**Requirement:** Pick out every line that holds the string "Obuch" and copy it.

**Extracted data:**
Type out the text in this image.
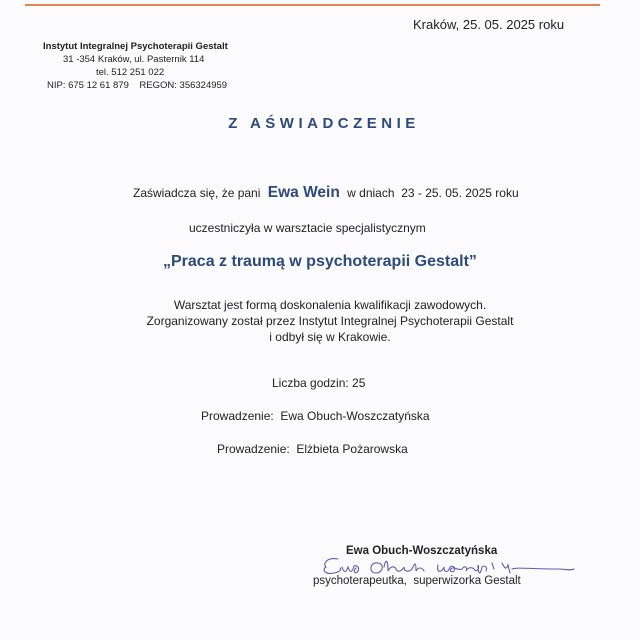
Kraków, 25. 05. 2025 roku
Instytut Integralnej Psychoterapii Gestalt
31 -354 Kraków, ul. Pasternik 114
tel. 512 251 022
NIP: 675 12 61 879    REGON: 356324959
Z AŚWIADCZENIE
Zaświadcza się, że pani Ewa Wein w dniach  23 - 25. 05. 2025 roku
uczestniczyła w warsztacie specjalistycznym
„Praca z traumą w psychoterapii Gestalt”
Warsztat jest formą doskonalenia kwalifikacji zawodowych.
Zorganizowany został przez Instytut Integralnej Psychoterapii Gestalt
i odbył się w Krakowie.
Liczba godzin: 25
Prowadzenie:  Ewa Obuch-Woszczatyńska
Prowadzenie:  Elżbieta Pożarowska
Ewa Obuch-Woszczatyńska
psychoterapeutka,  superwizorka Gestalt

**The completed task:**
Prowadzenie:  Ewa Obuch-Woszczatyńska
Ewa Obuch-Woszczatyńska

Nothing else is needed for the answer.